#### Set problem
From the records below, copy every line that contains the word "panel".

****************

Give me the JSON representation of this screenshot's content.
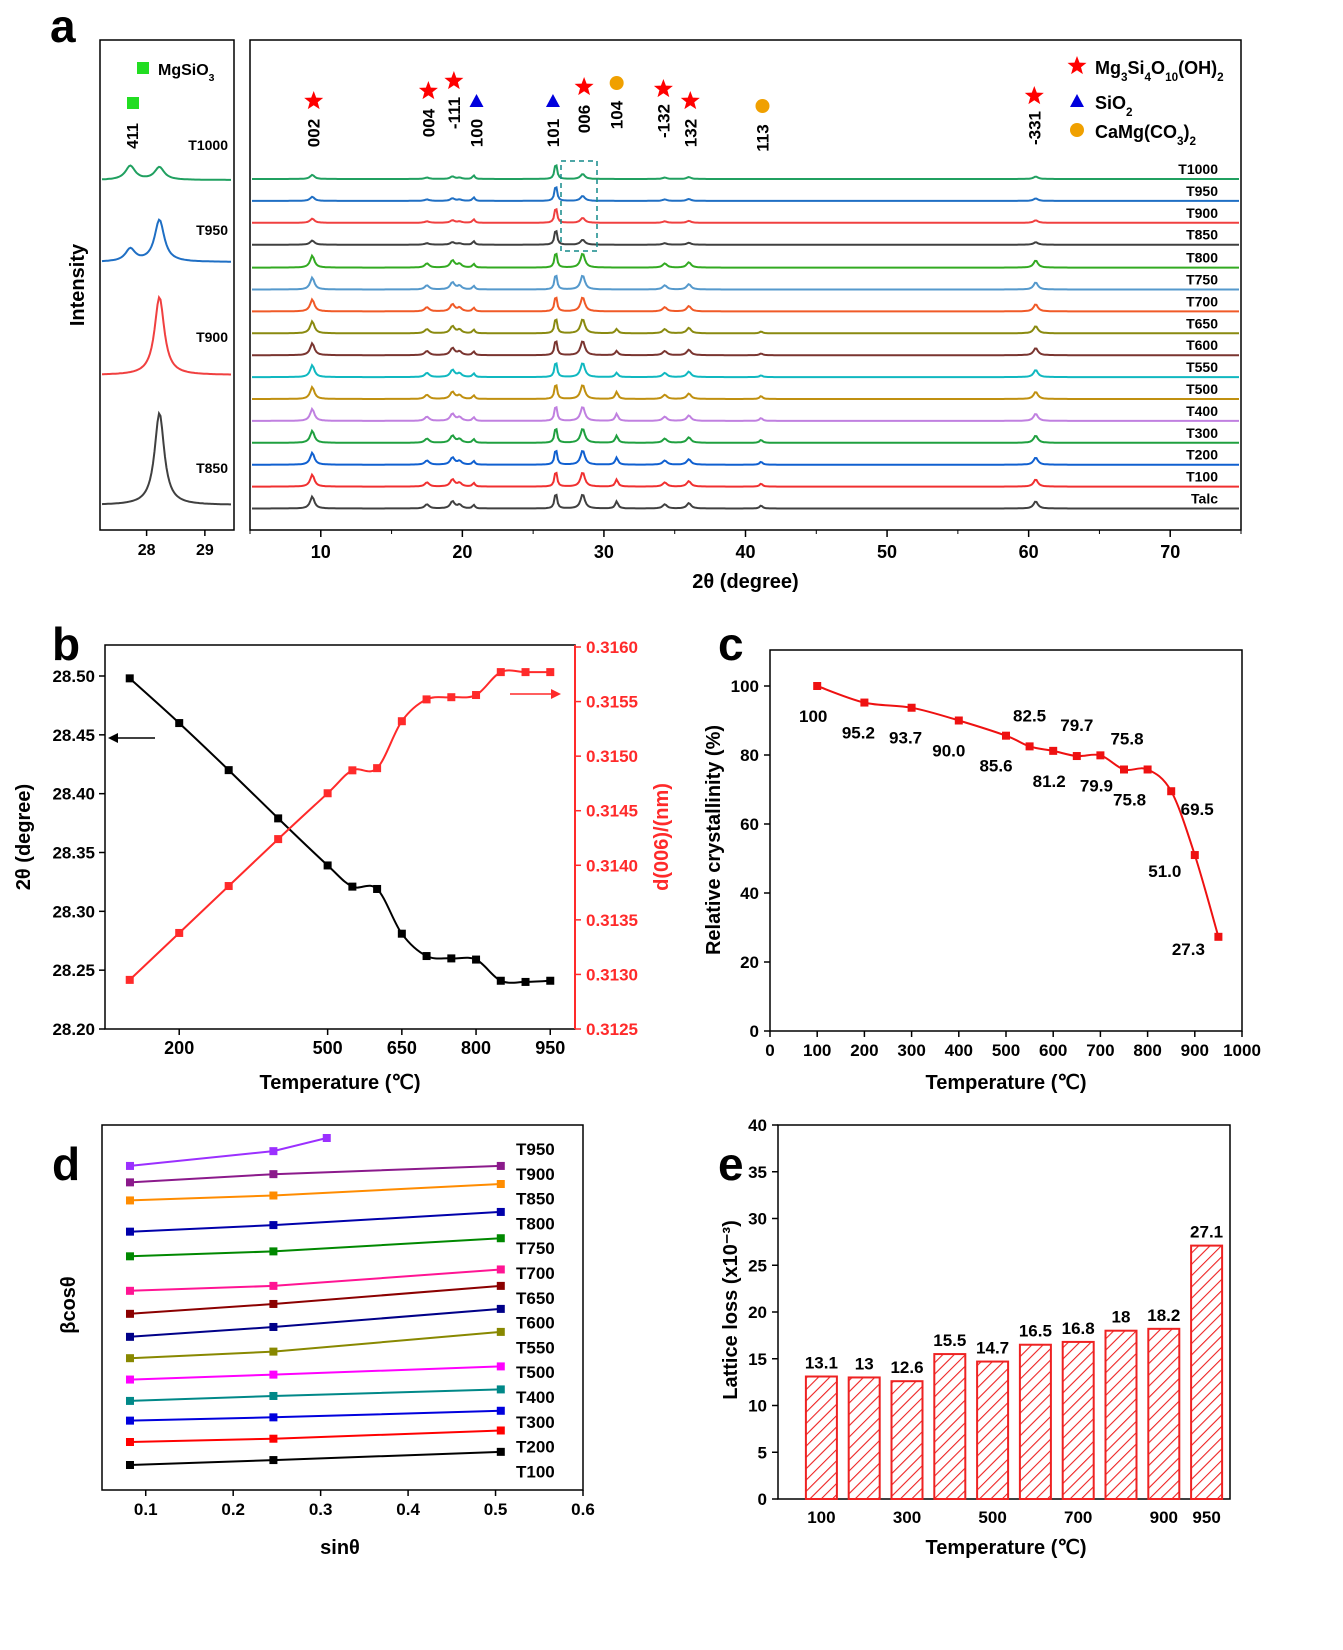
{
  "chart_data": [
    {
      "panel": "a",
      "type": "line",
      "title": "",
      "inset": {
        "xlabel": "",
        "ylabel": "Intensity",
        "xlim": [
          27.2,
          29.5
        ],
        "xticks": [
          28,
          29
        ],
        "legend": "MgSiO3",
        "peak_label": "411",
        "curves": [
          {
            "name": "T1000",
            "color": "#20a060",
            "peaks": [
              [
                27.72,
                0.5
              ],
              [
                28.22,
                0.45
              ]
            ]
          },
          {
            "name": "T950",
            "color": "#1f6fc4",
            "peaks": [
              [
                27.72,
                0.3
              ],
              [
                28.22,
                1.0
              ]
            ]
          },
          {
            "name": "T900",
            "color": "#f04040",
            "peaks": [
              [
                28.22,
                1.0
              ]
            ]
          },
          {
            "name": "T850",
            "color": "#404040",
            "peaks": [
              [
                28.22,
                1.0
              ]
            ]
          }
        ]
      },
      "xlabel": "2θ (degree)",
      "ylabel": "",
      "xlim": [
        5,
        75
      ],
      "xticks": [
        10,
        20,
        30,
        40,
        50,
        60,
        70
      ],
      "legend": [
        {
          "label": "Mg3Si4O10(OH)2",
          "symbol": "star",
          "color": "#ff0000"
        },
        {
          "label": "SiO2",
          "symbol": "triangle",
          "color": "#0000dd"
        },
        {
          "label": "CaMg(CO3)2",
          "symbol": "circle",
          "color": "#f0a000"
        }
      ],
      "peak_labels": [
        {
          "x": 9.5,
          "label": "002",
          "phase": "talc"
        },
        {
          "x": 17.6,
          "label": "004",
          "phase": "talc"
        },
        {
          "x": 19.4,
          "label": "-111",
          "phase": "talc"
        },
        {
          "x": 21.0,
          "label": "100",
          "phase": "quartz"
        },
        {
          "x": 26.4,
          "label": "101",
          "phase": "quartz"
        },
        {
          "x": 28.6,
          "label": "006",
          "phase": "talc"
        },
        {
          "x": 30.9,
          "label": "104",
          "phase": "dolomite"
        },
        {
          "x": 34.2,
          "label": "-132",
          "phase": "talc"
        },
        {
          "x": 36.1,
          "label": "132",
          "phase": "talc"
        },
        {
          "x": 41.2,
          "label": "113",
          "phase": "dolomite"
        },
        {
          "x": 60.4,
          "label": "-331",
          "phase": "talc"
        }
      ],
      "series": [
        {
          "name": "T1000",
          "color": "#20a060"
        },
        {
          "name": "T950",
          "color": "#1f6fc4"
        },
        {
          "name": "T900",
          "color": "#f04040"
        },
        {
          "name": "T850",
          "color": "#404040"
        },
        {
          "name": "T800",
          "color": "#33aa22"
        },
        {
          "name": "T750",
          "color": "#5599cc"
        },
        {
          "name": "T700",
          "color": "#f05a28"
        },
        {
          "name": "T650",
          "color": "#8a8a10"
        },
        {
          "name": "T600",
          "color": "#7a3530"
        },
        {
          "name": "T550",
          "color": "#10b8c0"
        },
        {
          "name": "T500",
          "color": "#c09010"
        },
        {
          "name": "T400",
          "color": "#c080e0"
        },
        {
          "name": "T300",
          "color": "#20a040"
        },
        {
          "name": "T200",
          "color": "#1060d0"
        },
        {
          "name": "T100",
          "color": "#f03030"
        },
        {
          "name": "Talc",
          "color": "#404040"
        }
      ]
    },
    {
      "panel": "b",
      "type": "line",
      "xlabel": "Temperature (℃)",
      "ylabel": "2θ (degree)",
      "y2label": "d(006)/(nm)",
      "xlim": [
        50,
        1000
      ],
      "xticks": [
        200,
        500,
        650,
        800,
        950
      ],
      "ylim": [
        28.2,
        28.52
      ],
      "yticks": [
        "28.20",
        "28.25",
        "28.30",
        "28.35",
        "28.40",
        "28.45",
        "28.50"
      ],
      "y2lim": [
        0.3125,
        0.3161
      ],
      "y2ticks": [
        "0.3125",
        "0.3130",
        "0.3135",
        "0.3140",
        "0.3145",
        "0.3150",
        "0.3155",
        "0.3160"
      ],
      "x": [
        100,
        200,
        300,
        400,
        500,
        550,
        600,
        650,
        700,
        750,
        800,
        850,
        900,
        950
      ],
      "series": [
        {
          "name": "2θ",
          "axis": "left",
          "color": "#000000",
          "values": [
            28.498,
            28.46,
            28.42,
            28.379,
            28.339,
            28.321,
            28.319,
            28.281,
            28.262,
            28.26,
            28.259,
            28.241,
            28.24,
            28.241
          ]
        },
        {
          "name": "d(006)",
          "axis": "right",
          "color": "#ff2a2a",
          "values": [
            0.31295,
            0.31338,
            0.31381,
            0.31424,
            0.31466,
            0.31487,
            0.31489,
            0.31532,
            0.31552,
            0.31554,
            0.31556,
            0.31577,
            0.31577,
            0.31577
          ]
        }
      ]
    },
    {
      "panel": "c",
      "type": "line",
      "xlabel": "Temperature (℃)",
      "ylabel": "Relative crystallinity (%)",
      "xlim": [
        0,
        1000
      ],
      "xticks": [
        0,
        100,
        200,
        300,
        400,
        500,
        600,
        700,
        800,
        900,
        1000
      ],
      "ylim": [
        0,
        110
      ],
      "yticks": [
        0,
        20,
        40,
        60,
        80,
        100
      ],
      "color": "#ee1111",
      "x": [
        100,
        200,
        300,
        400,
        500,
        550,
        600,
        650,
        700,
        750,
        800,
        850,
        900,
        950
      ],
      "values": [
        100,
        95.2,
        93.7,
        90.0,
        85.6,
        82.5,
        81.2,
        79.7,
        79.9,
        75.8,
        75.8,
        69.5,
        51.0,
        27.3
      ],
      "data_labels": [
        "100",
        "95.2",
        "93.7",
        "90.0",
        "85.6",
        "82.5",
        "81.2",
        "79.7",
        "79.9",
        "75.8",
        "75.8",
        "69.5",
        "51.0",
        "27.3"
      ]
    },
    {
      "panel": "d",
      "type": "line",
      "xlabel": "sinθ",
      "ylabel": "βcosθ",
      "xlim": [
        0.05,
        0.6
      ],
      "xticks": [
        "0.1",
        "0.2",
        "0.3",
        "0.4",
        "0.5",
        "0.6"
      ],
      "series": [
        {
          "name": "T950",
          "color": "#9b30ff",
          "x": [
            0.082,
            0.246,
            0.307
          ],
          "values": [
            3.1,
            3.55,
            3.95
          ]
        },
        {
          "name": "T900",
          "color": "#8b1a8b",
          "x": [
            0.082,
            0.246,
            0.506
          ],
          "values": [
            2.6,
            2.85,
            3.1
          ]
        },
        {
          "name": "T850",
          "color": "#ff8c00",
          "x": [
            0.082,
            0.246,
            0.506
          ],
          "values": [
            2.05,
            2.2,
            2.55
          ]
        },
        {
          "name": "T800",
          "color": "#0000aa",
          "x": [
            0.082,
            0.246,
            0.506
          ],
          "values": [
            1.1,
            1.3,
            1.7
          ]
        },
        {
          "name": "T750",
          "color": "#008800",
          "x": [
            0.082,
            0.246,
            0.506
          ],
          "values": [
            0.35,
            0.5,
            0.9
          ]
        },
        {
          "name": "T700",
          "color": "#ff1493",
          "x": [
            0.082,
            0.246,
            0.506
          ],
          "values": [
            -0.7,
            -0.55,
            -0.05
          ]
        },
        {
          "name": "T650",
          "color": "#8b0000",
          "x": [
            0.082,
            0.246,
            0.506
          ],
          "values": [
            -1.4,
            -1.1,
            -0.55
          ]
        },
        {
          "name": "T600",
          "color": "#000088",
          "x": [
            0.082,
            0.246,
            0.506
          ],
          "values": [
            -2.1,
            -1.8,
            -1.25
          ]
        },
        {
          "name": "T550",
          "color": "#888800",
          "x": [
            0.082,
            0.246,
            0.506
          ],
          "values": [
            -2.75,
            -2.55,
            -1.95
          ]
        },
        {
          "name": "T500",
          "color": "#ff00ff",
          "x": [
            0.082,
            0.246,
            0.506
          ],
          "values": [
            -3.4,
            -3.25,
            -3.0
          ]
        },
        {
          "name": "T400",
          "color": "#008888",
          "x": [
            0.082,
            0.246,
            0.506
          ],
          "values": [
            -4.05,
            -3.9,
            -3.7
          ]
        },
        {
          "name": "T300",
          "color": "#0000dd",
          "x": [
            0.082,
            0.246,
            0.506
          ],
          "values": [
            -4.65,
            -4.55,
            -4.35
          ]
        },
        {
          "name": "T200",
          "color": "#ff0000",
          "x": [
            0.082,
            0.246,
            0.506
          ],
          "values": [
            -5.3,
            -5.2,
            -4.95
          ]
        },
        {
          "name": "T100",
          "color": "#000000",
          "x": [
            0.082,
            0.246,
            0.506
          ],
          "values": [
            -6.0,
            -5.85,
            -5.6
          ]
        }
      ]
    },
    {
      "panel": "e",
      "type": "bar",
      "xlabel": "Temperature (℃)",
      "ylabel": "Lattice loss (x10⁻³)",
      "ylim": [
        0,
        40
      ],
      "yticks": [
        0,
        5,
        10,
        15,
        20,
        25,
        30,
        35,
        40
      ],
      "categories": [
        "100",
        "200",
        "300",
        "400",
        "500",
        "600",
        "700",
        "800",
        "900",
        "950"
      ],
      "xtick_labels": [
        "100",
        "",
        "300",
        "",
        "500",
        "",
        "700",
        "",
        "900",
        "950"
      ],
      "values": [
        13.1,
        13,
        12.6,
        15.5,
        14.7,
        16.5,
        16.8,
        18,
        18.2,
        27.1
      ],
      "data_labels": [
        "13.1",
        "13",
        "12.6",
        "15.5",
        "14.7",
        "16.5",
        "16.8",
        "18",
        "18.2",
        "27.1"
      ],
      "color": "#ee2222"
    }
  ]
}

****************

#### Task solution
      "panel": "a",
      "panel": "b",
      "panel": "c",
      "panel": "d",
      "panel": "e",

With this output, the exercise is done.